§ GOAL
Write out the material exactly, leaving every picture behind.

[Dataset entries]
-=-=-

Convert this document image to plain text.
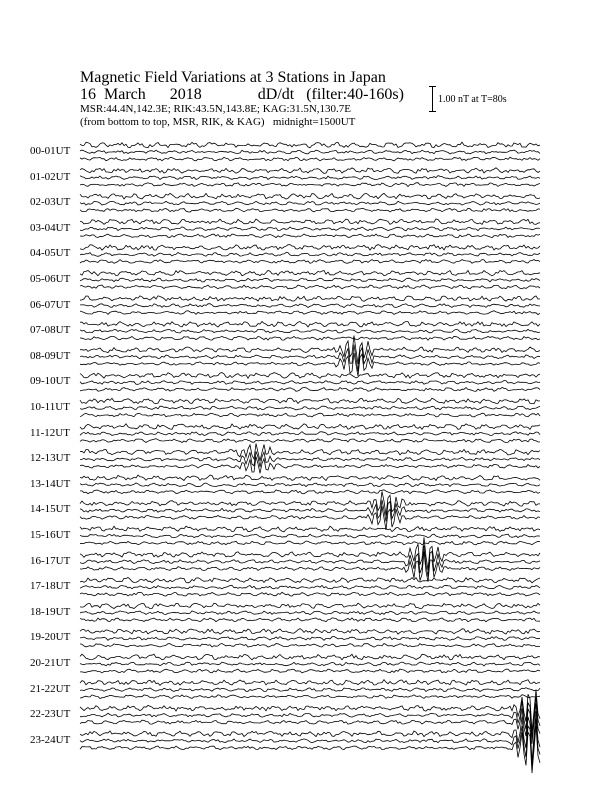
Magnetic Field Variations at 3 Stations in Japan
16 March 2018	dD/dt (filter:40-160s)
MSR:44.4N,142.3E; RIK:43.5N,143.8E; KAG:31.5N,130.7E
(from bottom to top, MSR, RIK, & KAG) midnight=1500UT
1.00 nT at T=80s
00-01UT
01-02UT
02-03UT
03-04UT
04-05UT
05-06UT
06-07UT
07-08UT
08-09UT
09-10UT
10-11UT
11-12UT
12-13UT
13-14UT
14-15UT
15-16UT
16-17UT
17-18UT
18-19UT
19-20UT
20-21UT
21-22UT
22-23UT
23-24UT
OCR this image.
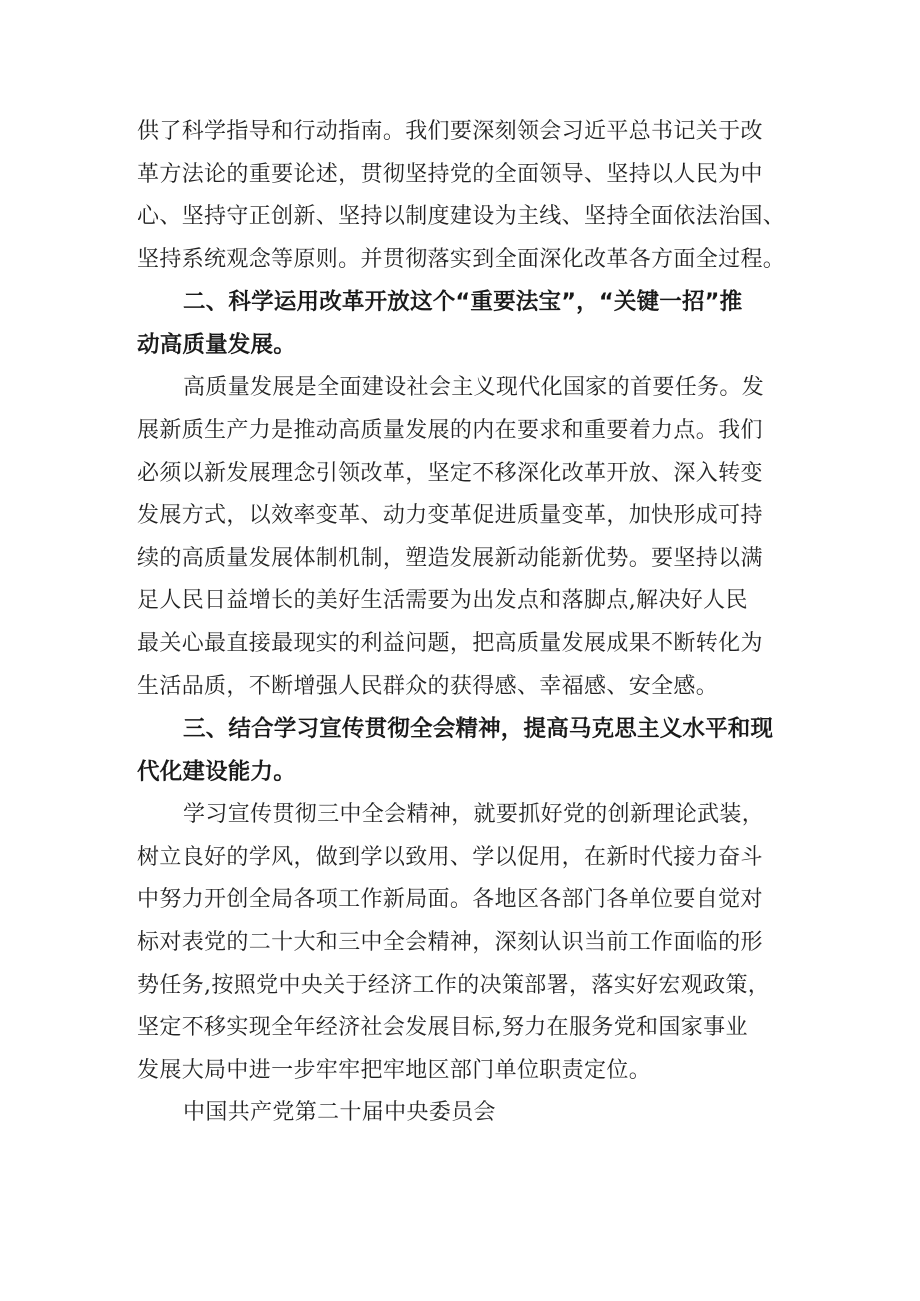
供了科学指导和行动指南。我们要深刻领会习近平总书记关于改
革方法论的重要论述，贯彻坚持党的全面领导、坚持以人民为中
心、坚持守正创新、坚持以制度建设为主线、坚持全面依法治国、
坚持系统观念等原则。并贯彻落实到全面深化改革各方面全过程。
二、科学运用改革开放这个“重要法宝”，“关键一招”推
动高质量发展。
高质量发展是全面建设社会主义现代化国家的首要任务。发
展新质生产力是推动高质量发展的内在要求和重要着力点。我们
必须以新发展理念引领改革，坚定不移深化改革开放、深入转变
发展方式，以效率变革、动力变革促进质量变革，加快形成可持
续的高质量发展体制机制，塑造发展新动能新优势。要坚持以满
足人民日益增长的美好生活需要为出发点和落脚点,解决好人民
最关心最直接最现实的利益问题，把高质量发展成果不断转化为
生活品质，不断增强人民群众的获得感、幸福感、安全感。
三、结合学习宣传贯彻全会精神，提高马克思主义水平和现
代化建设能力。
学习宣传贯彻三中全会精神，就要抓好党的创新理论武装，
树立良好的学风，做到学以致用、学以促用，在新时代接力奋斗
中努力开创全局各项工作新局面。各地区各部门各单位要自觉对
标对表党的二十大和三中全会精神，深刻认识当前工作面临的形
势任务,按照党中央关于经济工作的决策部署，落实好宏观政策，
坚定不移实现全年经济社会发展目标,努力在服务党和国家事业
发展大局中进一步牢牢把牢地区部门单位职责定位。
中国共产党第二十届中央委员会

-=-=-

§ WRITTEN RESPONSE
Convert this document image to plain text.
Magnetic Field Variations at 3 Stations in Japan
16 March 2018	dD/dt (filter:40-160s)
MSR:44.4N,142.3E; RIK:43.5N,143.8E; KAG:31.5N,130.7E
(from bottom to top, MSR, RIK, & KAG) midnight=1500UT
1.00 nT at T=80s
00-01UT
01-02UT
02-03UT
03-04UT
04-05UT
05-06UT
06-07UT
07-08UT
08-09UT
09-10UT
10-11UT
11-12UT
12-13UT
13-14UT
14-15UT
15-16UT
16-17UT
17-18UT
18-19UT
19-20UT
20-21UT
21-22UT
22-23UT
23-24UT
OCR this image.
供了科学指导和行动指南。我们要深刻领会习近平总书记关于改
革方法论的重要论述，贯彻坚持党的全面领导、坚持以人民为中
心、坚持守正创新、坚持以制度建设为主线、坚持全面依法治国、
坚持系统观念等原则。并贯彻落实到全面深化改革各方面全过程。
二、科学运用改革开放这个“重要法宝”，“关键一招”推
动高质量发展。
高质量发展是全面建设社会主义现代化国家的首要任务。发
展新质生产力是推动高质量发展的内在要求和重要着力点。我们
必须以新发展理念引领改革，坚定不移深化改革开放、深入转变
发展方式，以效率变革、动力变革促进质量变革，加快形成可持
续的高质量发展体制机制，塑造发展新动能新优势。要坚持以满
足人民日益增长的美好生活需要为出发点和落脚点,解决好人民
最关心最直接最现实的利益问题，把高质量发展成果不断转化为
生活品质，不断增强人民群众的获得感、幸福感、安全感。
三、结合学习宣传贯彻全会精神，提高马克思主义水平和现
代化建设能力。
学习宣传贯彻三中全会精神，就要抓好党的创新理论武装，
树立良好的学风，做到学以致用、学以促用，在新时代接力奋斗
中努力开创全局各项工作新局面。各地区各部门各单位要自觉对
标对表党的二十大和三中全会精神，深刻认识当前工作面临的形
势任务,按照党中央关于经济工作的决策部署，落实好宏观政策，
坚定不移实现全年经济社会发展目标,努力在服务党和国家事业
发展大局中进一步牢牢把牢地区部门单位职责定位。
中国共产党第二十届中央委员会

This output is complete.